Scan the data below for the string "University". Copy every line where it appears.

________

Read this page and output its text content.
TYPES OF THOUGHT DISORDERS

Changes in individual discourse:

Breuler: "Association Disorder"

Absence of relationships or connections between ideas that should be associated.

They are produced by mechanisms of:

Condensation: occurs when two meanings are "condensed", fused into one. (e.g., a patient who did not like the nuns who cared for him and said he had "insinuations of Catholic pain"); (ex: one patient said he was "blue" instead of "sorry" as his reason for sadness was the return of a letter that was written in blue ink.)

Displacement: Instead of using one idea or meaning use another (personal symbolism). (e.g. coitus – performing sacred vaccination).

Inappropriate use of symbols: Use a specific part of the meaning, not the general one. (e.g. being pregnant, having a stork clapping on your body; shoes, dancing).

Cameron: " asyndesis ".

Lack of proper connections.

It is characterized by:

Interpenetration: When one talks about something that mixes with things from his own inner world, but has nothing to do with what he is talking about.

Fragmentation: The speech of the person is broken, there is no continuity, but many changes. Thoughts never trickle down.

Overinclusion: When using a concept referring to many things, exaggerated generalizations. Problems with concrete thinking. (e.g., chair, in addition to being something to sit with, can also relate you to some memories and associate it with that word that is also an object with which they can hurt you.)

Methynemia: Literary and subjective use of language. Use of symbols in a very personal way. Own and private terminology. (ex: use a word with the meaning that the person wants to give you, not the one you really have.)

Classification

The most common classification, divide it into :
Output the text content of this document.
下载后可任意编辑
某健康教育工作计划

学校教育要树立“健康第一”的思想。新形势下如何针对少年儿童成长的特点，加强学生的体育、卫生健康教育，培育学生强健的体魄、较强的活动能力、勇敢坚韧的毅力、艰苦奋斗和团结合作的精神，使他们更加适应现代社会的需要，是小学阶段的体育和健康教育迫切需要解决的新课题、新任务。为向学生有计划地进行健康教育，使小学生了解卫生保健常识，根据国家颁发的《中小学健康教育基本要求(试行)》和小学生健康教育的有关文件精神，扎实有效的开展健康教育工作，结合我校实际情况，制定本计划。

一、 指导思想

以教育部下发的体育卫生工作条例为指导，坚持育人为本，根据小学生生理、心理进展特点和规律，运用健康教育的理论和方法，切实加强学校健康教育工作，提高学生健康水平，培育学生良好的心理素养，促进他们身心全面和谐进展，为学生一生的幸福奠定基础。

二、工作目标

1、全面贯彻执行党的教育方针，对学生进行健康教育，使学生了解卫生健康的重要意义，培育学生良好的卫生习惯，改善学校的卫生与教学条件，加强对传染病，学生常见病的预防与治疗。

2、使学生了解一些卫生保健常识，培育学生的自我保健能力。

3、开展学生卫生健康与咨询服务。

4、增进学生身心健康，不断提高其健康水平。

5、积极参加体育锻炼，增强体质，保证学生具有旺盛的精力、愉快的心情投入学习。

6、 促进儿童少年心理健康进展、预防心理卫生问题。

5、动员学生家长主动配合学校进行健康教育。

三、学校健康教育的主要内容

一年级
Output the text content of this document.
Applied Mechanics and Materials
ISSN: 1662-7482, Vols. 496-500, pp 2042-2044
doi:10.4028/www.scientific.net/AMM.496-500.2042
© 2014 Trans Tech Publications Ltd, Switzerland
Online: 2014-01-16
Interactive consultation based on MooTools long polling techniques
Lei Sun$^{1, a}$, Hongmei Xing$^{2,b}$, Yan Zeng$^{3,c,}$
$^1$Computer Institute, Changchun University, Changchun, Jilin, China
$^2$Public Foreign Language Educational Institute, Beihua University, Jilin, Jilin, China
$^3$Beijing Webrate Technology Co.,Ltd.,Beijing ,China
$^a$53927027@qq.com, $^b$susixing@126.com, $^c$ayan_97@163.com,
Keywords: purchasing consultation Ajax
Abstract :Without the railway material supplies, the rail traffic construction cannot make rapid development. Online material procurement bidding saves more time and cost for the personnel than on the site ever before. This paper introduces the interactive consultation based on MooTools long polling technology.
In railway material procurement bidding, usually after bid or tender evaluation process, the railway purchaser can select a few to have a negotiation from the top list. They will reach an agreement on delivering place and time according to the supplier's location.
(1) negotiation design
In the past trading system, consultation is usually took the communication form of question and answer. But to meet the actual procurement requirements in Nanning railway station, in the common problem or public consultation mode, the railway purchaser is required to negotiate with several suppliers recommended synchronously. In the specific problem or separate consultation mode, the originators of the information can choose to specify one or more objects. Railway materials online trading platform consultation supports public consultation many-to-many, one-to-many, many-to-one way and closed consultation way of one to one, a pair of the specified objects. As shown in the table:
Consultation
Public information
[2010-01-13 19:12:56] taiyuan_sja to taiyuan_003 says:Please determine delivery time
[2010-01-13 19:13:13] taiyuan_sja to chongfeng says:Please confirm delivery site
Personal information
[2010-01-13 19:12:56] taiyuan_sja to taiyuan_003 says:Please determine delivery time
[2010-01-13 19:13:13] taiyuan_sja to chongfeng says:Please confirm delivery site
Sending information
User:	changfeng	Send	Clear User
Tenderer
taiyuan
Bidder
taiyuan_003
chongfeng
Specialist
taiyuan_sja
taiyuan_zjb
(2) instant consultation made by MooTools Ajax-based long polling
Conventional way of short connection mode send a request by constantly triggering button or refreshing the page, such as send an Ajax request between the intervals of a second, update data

________

### Exercise answer
$^1$Computer Institute, Changchun University, Changchun, Jilin, China
$^2$Public Foreign Language Educational Institute, Beihua University, Jilin, Jilin, China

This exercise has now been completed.